---------- TASK INPUTS ----------
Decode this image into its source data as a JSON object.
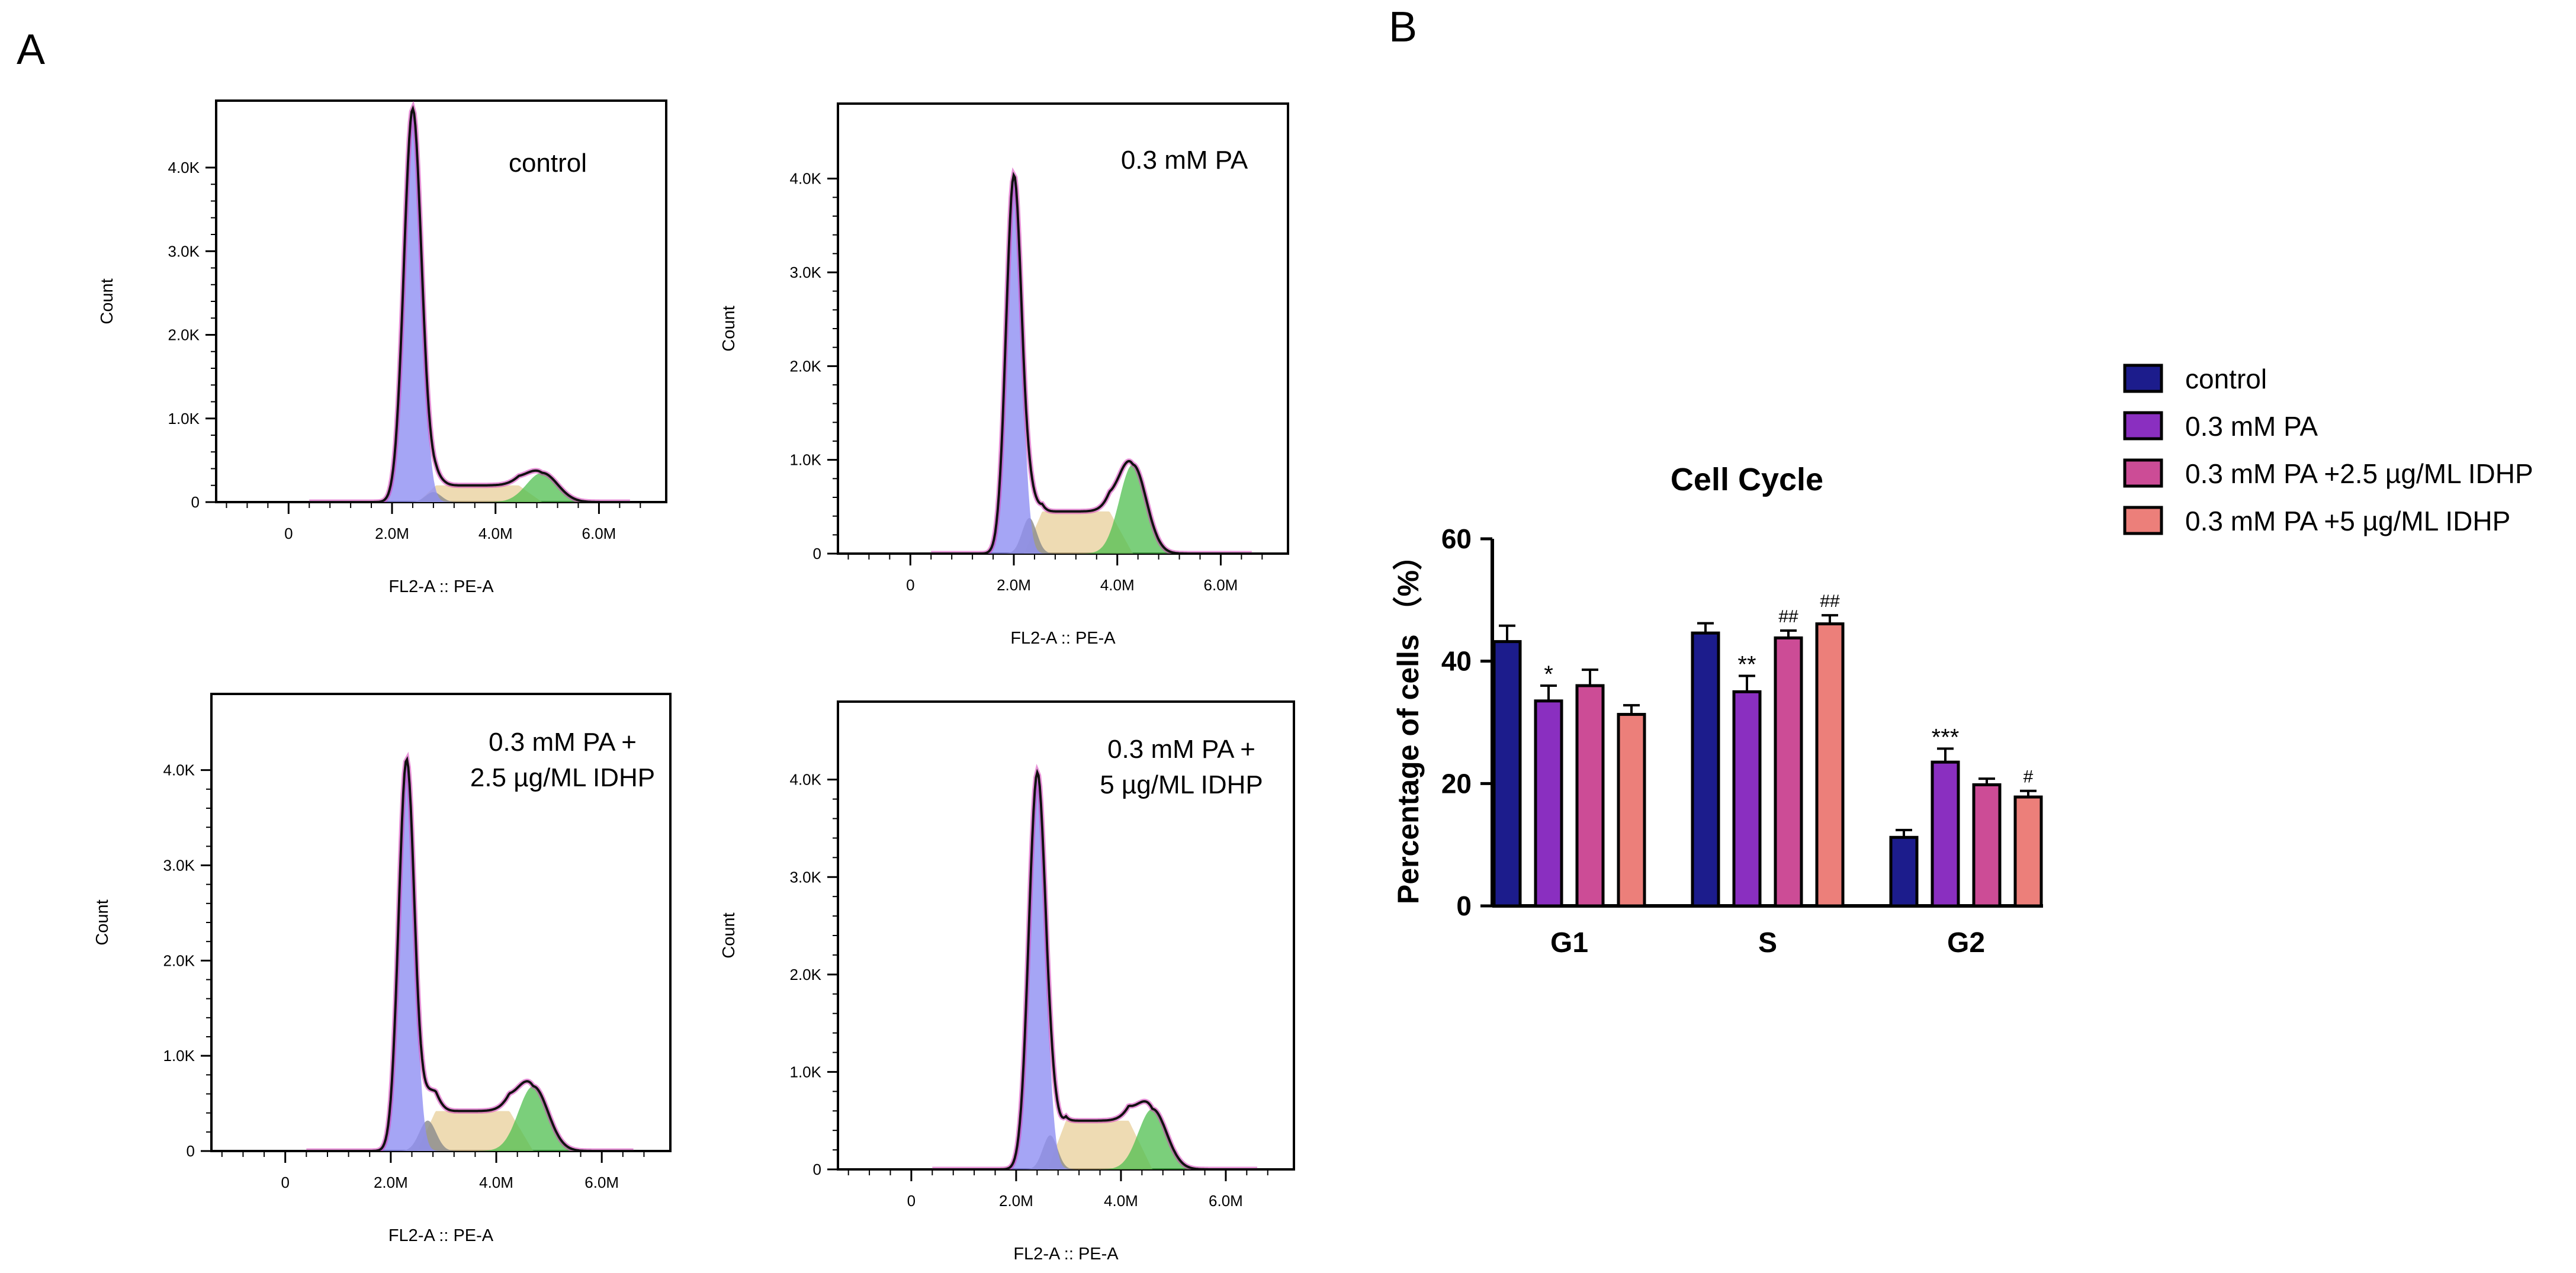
{
  "panel_labels": {
    "a": "A",
    "b": "B"
  },
  "chart_data": [
    {
      "type": "area",
      "id": "hist-control",
      "title": "control",
      "title_lines": [
        "control"
      ],
      "xlabel": "FL2-A :: PE-A",
      "ylabel": "Count",
      "x_ticks": [
        "0",
        "2.0M",
        "4.0M",
        "6.0M"
      ],
      "x_tick_values": [
        0,
        2.0,
        4.0,
        6.0
      ],
      "y_ticks": [
        "0",
        "1.0K",
        "2.0K",
        "3.0K",
        "4.0K"
      ],
      "y_tick_values": [
        0,
        1.0,
        2.0,
        3.0,
        4.0
      ],
      "xlim": [
        -1.4,
        7.3
      ],
      "ylim": [
        0,
        4.8
      ],
      "g1_peak": {
        "mean": 2.4,
        "sd": 0.17,
        "height": 4.7
      },
      "g2_peak": {
        "mean": 4.9,
        "sd": 0.3,
        "height": 0.35
      },
      "s_phase": {
        "start": 2.5,
        "end": 4.9,
        "height": 0.2
      },
      "debris_peak": {
        "mean": 2.8,
        "sd": 0.15,
        "height": 0.12
      }
    },
    {
      "type": "area",
      "id": "hist-pa",
      "title": "0.3 mM PA",
      "title_lines": [
        "0.3 mM PA"
      ],
      "xlabel": "FL2-A :: PE-A",
      "ylabel": "Count",
      "x_ticks": [
        "0",
        "2.0M",
        "4.0M",
        "6.0M"
      ],
      "x_tick_values": [
        0,
        2.0,
        4.0,
        6.0
      ],
      "y_ticks": [
        "0",
        "1.0K",
        "2.0K",
        "3.0K",
        "4.0K"
      ],
      "y_tick_values": [
        0,
        1.0,
        2.0,
        3.0,
        4.0
      ],
      "xlim": [
        -1.4,
        7.3
      ],
      "ylim": [
        0,
        4.8
      ],
      "g1_peak": {
        "mean": 2.0,
        "sd": 0.15,
        "height": 4.0
      },
      "g2_peak": {
        "mean": 4.3,
        "sd": 0.26,
        "height": 0.95
      },
      "s_phase": {
        "start": 2.2,
        "end": 4.3,
        "height": 0.45
      },
      "debris_peak": {
        "mean": 2.3,
        "sd": 0.14,
        "height": 0.38
      }
    },
    {
      "type": "area",
      "id": "hist-pa-idhp-25",
      "title": "0.3 mM PA + 2.5 µg/ML IDHP",
      "title_lines": [
        "0.3 mM PA +",
        "2.5 µg/ML IDHP"
      ],
      "xlabel": "FL2-A :: PE-A",
      "ylabel": "Count",
      "x_ticks": [
        "0",
        "2.0M",
        "4.0M",
        "6.0M"
      ],
      "x_tick_values": [
        0,
        2.0,
        4.0,
        6.0
      ],
      "y_ticks": [
        "0",
        "1.0K",
        "2.0K",
        "3.0K",
        "4.0K"
      ],
      "y_tick_values": [
        0,
        1.0,
        2.0,
        3.0,
        4.0
      ],
      "xlim": [
        -1.4,
        7.3
      ],
      "ylim": [
        0,
        4.8
      ],
      "g1_peak": {
        "mean": 2.3,
        "sd": 0.15,
        "height": 4.1
      },
      "g2_peak": {
        "mean": 4.7,
        "sd": 0.28,
        "height": 0.68
      },
      "s_phase": {
        "start": 2.5,
        "end": 4.7,
        "height": 0.42
      },
      "debris_peak": {
        "mean": 2.7,
        "sd": 0.16,
        "height": 0.32
      }
    },
    {
      "type": "area",
      "id": "hist-pa-idhp-5",
      "title": "0.3 mM PA + 5 µg/ML IDHP",
      "title_lines": [
        "0.3 mM PA +",
        "5 µg/ML IDHP"
      ],
      "xlabel": "FL2-A :: PE-A",
      "ylabel": "Count",
      "x_ticks": [
        "0",
        "2.0M",
        "4.0M",
        "6.0M"
      ],
      "x_tick_values": [
        0,
        2.0,
        4.0,
        6.0
      ],
      "y_ticks": [
        "0",
        "1.0K",
        "2.0K",
        "3.0K",
        "4.0K"
      ],
      "y_tick_values": [
        0,
        1.0,
        2.0,
        3.0,
        4.0
      ],
      "xlim": [
        -1.4,
        7.3
      ],
      "ylim": [
        0,
        4.8
      ],
      "g1_peak": {
        "mean": 2.4,
        "sd": 0.16,
        "height": 4.0
      },
      "g2_peak": {
        "mean": 4.6,
        "sd": 0.27,
        "height": 0.62
      },
      "s_phase": {
        "start": 2.6,
        "end": 4.6,
        "height": 0.5
      },
      "debris_peak": {
        "mean": 2.65,
        "sd": 0.14,
        "height": 0.35
      }
    },
    {
      "type": "bar",
      "id": "cell-cycle-bar",
      "title": "Cell Cycle",
      "xlabel": "",
      "ylabel": "Percentage of cells （%）",
      "categories": [
        "G1",
        "S",
        "G2"
      ],
      "ylim": [
        0,
        60
      ],
      "y_ticks": [
        0,
        20,
        40,
        60
      ],
      "legend_position": "right",
      "series": [
        {
          "name": "control",
          "color": "#1c1c8c",
          "values": [
            43.2,
            44.6,
            11.2
          ],
          "errors": [
            2.6,
            1.6,
            1.2
          ],
          "annotations": [
            "",
            "",
            ""
          ]
        },
        {
          "name": "0.3 mM PA",
          "color": "#8a2fc0",
          "values": [
            33.5,
            35.0,
            23.5
          ],
          "errors": [
            2.5,
            2.6,
            2.2
          ],
          "annotations": [
            "*",
            "**",
            "***"
          ]
        },
        {
          "name": "0.3 mM PA +2.5 µg/ML IDHP",
          "color": "#cc4c96",
          "values": [
            36.0,
            43.8,
            19.8
          ],
          "errors": [
            2.6,
            1.2,
            1.0
          ],
          "annotations": [
            "",
            "##",
            ""
          ]
        },
        {
          "name": "0.3 mM PA +5 µg/ML IDHP",
          "color": "#ec7f7a",
          "values": [
            31.3,
            46.1,
            17.8
          ],
          "errors": [
            1.5,
            1.4,
            1.0
          ],
          "annotations": [
            "",
            "##",
            "#"
          ]
        }
      ]
    }
  ]
}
----------
▸ WORK REQUEST
The copy you output must match the entries above exactly, except that it has no pictures.

▸ SOLVED EXERCISE
Decode this image into its source data as a JSON object.
{
  "panel_labels": {
    "a": "A",
    "b": "B"
  },
  "chart_data": [
    {
      "type": "area",
      "id": "hist-control",
      "title": "control",
      "title_lines": [
        "control"
      ],
      "xlabel": "FL2-A :: PE-A",
      "ylabel": "Count",
      "x_ticks": [
        "0",
        "2.0M",
        "4.0M",
        "6.0M"
      ],
      "x_tick_values": [
        0,
        2.0,
        4.0,
        6.0
      ],
      "y_ticks": [
        "0",
        "1.0K",
        "2.0K",
        "3.0K",
        "4.0K"
      ],
      "y_tick_values": [
        0,
        1.0,
        2.0,
        3.0,
        4.0
      ],
      "xlim": [
        -1.4,
        7.3
      ],
      "ylim": [
        0,
        4.8
      ],
      "g1_peak": {
        "mean": 2.4,
        "sd": 0.17,
        "height": 4.7
      },
      "g2_peak": {
        "mean": 4.9,
        "sd": 0.3,
        "height": 0.35
      },
      "s_phase": {
        "start": 2.5,
        "end": 4.9,
        "height": 0.2
      },
      "debris_peak": {
        "mean": 2.8,
        "sd": 0.15,
        "height": 0.12
      }
    },
    {
      "type": "area",
      "id": "hist-pa",
      "title": "0.3 mM PA",
      "title_lines": [
        "0.3 mM PA"
      ],
      "xlabel": "FL2-A :: PE-A",
      "ylabel": "Count",
      "x_ticks": [
        "0",
        "2.0M",
        "4.0M",
        "6.0M"
      ],
      "x_tick_values": [
        0,
        2.0,
        4.0,
        6.0
      ],
      "y_ticks": [
        "0",
        "1.0K",
        "2.0K",
        "3.0K",
        "4.0K"
      ],
      "y_tick_values": [
        0,
        1.0,
        2.0,
        3.0,
        4.0
      ],
      "xlim": [
        -1.4,
        7.3
      ],
      "ylim": [
        0,
        4.8
      ],
      "g1_peak": {
        "mean": 2.0,
        "sd": 0.15,
        "height": 4.0
      },
      "g2_peak": {
        "mean": 4.3,
        "sd": 0.26,
        "height": 0.95
      },
      "s_phase": {
        "start": 2.2,
        "end": 4.3,
        "height": 0.45
      },
      "debris_peak": {
        "mean": 2.3,
        "sd": 0.14,
        "height": 0.38
      }
    },
    {
      "type": "area",
      "id": "hist-pa-idhp-25",
      "title": "0.3 mM PA + 2.5 µg/ML IDHP",
      "title_lines": [
        "0.3 mM PA +",
        "2.5 µg/ML IDHP"
      ],
      "xlabel": "FL2-A :: PE-A",
      "ylabel": "Count",
      "x_ticks": [
        "0",
        "2.0M",
        "4.0M",
        "6.0M"
      ],
      "x_tick_values": [
        0,
        2.0,
        4.0,
        6.0
      ],
      "y_ticks": [
        "0",
        "1.0K",
        "2.0K",
        "3.0K",
        "4.0K"
      ],
      "y_tick_values": [
        0,
        1.0,
        2.0,
        3.0,
        4.0
      ],
      "xlim": [
        -1.4,
        7.3
      ],
      "ylim": [
        0,
        4.8
      ],
      "g1_peak": {
        "mean": 2.3,
        "sd": 0.15,
        "height": 4.1
      },
      "g2_peak": {
        "mean": 4.7,
        "sd": 0.28,
        "height": 0.68
      },
      "s_phase": {
        "start": 2.5,
        "end": 4.7,
        "height": 0.42
      },
      "debris_peak": {
        "mean": 2.7,
        "sd": 0.16,
        "height": 0.32
      }
    },
    {
      "type": "area",
      "id": "hist-pa-idhp-5",
      "title": "0.3 mM PA + 5 µg/ML IDHP",
      "title_lines": [
        "0.3 mM PA +",
        "5 µg/ML IDHP"
      ],
      "xlabel": "FL2-A :: PE-A",
      "ylabel": "Count",
      "x_ticks": [
        "0",
        "2.0M",
        "4.0M",
        "6.0M"
      ],
      "x_tick_values": [
        0,
        2.0,
        4.0,
        6.0
      ],
      "y_ticks": [
        "0",
        "1.0K",
        "2.0K",
        "3.0K",
        "4.0K"
      ],
      "y_tick_values": [
        0,
        1.0,
        2.0,
        3.0,
        4.0
      ],
      "xlim": [
        -1.4,
        7.3
      ],
      "ylim": [
        0,
        4.8
      ],
      "g1_peak": {
        "mean": 2.4,
        "sd": 0.16,
        "height": 4.0
      },
      "g2_peak": {
        "mean": 4.6,
        "sd": 0.27,
        "height": 0.62
      },
      "s_phase": {
        "start": 2.6,
        "end": 4.6,
        "height": 0.5
      },
      "debris_peak": {
        "mean": 2.65,
        "sd": 0.14,
        "height": 0.35
      }
    },
    {
      "type": "bar",
      "id": "cell-cycle-bar",
      "title": "Cell Cycle",
      "xlabel": "",
      "ylabel": "Percentage of cells （%）",
      "categories": [
        "G1",
        "S",
        "G2"
      ],
      "ylim": [
        0,
        60
      ],
      "y_ticks": [
        0,
        20,
        40,
        60
      ],
      "legend_position": "right",
      "series": [
        {
          "name": "control",
          "color": "#1c1c8c",
          "values": [
            43.2,
            44.6,
            11.2
          ],
          "errors": [
            2.6,
            1.6,
            1.2
          ],
          "annotations": [
            "",
            "",
            ""
          ]
        },
        {
          "name": "0.3 mM PA",
          "color": "#8a2fc0",
          "values": [
            33.5,
            35.0,
            23.5
          ],
          "errors": [
            2.5,
            2.6,
            2.2
          ],
          "annotations": [
            "*",
            "**",
            "***"
          ]
        },
        {
          "name": "0.3 mM PA +2.5 µg/ML IDHP",
          "color": "#cc4c96",
          "values": [
            36.0,
            43.8,
            19.8
          ],
          "errors": [
            2.6,
            1.2,
            1.0
          ],
          "annotations": [
            "",
            "##",
            ""
          ]
        },
        {
          "name": "0.3 mM PA +5 µg/ML IDHP",
          "color": "#ec7f7a",
          "values": [
            31.3,
            46.1,
            17.8
          ],
          "errors": [
            1.5,
            1.4,
            1.0
          ],
          "annotations": [
            "",
            "##",
            "#"
          ]
        }
      ]
    }
  ]
}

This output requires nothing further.